### JOB
Exactly reproduce the line that contains "Read this page and output its text content." and all lines after it in the entries below, through the very last line.
⁂
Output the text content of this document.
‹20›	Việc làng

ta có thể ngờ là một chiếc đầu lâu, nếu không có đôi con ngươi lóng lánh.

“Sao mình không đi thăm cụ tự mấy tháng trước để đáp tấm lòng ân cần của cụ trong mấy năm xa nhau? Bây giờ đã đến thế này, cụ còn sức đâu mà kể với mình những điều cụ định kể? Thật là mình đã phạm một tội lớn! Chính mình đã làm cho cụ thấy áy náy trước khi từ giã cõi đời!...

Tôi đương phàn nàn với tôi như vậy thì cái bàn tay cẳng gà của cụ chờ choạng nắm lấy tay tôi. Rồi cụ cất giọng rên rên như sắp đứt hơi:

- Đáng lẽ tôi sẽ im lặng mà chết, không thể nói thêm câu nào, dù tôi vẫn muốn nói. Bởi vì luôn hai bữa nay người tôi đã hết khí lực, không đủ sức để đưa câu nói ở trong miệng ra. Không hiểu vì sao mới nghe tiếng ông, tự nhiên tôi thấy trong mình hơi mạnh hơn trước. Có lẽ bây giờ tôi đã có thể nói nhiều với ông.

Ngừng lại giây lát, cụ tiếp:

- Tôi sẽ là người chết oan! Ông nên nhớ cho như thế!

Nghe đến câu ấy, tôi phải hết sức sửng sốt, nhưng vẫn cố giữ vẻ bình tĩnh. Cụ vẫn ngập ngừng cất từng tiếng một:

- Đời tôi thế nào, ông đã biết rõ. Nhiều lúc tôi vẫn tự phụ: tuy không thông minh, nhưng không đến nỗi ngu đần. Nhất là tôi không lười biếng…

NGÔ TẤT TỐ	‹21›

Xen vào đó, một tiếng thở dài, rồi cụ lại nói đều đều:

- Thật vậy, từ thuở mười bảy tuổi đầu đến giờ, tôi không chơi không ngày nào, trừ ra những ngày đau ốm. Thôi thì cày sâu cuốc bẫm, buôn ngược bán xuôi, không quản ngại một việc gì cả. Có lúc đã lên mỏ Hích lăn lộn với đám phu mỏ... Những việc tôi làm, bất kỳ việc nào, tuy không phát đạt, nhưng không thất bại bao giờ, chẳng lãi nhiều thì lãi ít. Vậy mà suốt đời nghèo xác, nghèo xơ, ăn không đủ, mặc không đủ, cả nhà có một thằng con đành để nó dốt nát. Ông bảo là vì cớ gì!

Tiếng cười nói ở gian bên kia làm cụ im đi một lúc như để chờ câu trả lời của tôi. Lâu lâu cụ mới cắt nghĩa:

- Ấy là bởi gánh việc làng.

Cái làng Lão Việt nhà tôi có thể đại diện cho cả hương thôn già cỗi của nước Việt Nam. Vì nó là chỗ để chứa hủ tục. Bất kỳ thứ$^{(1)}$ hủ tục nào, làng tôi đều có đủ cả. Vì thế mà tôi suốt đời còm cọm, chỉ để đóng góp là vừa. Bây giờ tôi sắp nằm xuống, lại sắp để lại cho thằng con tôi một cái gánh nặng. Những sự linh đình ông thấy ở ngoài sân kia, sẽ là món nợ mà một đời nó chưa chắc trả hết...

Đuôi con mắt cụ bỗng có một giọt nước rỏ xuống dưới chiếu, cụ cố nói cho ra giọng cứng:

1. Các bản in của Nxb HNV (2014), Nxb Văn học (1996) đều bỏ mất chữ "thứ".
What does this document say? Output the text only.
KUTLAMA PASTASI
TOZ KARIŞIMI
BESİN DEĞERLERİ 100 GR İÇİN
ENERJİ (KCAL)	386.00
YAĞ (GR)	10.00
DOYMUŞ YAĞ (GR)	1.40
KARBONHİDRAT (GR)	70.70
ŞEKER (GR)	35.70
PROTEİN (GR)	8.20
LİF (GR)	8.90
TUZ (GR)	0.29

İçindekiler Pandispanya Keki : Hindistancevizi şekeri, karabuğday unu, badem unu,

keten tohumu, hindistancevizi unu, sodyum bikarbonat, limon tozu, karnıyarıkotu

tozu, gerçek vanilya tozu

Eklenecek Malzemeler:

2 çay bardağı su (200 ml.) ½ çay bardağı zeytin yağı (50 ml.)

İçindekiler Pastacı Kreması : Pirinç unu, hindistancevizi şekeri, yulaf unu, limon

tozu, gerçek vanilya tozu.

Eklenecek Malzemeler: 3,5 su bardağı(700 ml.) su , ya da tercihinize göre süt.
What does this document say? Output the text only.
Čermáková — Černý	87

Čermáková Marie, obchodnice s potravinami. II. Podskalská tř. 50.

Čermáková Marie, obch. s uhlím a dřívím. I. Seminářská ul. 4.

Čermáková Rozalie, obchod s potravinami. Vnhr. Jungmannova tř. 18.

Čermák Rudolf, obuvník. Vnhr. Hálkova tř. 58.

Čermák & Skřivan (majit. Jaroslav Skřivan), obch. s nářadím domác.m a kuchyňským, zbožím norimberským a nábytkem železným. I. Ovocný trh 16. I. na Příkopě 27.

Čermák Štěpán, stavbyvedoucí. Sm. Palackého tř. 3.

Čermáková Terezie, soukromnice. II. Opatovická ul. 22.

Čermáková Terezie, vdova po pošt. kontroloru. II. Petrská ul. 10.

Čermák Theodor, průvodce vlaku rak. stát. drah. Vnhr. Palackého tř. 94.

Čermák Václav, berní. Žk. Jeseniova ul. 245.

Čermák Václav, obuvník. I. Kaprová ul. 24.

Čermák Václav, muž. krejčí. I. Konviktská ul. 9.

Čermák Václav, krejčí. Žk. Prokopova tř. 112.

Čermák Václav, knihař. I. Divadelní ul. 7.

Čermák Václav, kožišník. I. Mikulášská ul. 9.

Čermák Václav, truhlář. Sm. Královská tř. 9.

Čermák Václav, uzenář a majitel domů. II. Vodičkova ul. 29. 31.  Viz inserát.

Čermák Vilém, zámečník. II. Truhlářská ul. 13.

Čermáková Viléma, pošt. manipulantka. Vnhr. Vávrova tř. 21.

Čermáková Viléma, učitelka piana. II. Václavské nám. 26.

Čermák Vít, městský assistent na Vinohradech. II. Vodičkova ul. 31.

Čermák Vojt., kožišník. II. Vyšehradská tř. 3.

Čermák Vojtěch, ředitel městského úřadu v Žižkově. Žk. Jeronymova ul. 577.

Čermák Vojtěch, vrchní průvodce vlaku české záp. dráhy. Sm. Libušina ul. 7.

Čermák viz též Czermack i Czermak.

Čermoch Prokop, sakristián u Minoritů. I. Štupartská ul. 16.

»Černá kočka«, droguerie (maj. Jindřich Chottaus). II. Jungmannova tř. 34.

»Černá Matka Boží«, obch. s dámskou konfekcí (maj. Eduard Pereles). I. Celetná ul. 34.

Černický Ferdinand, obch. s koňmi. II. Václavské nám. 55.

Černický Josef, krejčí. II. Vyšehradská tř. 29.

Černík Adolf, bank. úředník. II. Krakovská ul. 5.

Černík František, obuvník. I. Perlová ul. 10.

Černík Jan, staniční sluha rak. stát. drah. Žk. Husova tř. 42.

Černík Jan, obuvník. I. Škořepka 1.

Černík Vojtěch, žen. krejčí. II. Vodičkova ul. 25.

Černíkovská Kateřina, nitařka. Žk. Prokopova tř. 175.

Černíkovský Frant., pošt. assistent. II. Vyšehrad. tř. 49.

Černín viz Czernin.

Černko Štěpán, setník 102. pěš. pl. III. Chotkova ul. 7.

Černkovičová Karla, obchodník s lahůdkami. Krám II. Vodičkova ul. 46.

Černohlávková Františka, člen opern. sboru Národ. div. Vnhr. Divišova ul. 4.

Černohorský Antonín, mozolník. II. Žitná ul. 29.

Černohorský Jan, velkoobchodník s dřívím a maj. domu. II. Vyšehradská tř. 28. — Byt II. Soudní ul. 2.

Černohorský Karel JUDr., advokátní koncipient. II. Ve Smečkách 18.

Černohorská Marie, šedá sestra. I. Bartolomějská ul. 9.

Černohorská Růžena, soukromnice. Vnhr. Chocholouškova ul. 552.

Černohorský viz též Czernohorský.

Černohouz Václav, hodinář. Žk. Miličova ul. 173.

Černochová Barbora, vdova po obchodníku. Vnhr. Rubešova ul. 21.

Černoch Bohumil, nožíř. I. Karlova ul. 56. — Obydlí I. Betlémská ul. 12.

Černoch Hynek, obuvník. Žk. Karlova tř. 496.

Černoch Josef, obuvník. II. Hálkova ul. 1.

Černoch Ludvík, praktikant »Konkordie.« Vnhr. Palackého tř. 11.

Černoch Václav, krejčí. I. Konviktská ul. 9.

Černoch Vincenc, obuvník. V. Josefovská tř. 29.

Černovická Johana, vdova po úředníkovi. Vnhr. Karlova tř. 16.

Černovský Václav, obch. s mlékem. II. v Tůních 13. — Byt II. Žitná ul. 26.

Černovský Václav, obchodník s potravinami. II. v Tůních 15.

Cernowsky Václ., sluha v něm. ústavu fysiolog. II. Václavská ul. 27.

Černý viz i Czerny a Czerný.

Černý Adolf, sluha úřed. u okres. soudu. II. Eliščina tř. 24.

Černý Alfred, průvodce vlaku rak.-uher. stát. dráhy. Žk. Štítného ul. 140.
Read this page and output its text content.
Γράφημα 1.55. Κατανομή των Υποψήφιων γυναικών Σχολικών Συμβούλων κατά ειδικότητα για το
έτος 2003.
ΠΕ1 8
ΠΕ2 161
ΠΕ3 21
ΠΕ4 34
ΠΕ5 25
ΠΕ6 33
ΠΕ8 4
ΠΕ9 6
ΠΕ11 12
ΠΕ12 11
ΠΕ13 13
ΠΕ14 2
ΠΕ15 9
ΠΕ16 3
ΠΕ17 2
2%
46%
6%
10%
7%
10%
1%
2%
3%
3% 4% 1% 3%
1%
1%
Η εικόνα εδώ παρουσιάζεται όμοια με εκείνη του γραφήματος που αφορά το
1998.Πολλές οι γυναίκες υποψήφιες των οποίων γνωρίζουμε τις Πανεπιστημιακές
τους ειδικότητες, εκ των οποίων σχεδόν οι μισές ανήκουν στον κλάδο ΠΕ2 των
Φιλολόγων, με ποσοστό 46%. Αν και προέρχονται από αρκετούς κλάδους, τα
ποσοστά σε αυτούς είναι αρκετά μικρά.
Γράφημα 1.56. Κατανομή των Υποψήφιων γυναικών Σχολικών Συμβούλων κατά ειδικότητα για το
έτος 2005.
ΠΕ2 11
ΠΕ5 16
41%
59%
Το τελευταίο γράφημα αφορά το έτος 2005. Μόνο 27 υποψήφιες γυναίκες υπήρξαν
⁂
### TASK ANSWER
Read this page and output its text content.
Γράφημα 1.55. Κατανομή των Υποψήφιων γυναικών Σχολικών Συμβούλων κατά ειδικότητα για το
έτος 2003.
ΠΕ1 8
ΠΕ2 161
ΠΕ3 21
ΠΕ4 34
ΠΕ5 25
ΠΕ6 33
ΠΕ8 4
ΠΕ9 6
ΠΕ11 12
ΠΕ12 11
ΠΕ13 13
ΠΕ14 2
ΠΕ15 9
ΠΕ16 3
ΠΕ17 2
2%
46%
6%
10%
7%
10%
1%
2%
3%
3% 4% 1% 3%
1%
1%
Η εικόνα εδώ παρουσιάζεται όμοια με εκείνη του γραφήματος που αφορά το
1998.Πολλές οι γυναίκες υποψήφιες των οποίων γνωρίζουμε τις Πανεπιστημιακές
τους ειδικότητες, εκ των οποίων σχεδόν οι μισές ανήκουν στον κλάδο ΠΕ2 των
Φιλολόγων, με ποσοστό 46%. Αν και προέρχονται από αρκετούς κλάδους, τα
ποσοστά σε αυτούς είναι αρκετά μικρά.
Γράφημα 1.56. Κατανομή των Υποψήφιων γυναικών Σχολικών Συμβούλων κατά ειδικότητα για το
έτος 2005.
ΠΕ2 11
ΠΕ5 16
41%
59%
Το τελευταίο γράφημα αφορά το έτος 2005. Μόνο 27 υποψήφιες γυναίκες υπήρξαν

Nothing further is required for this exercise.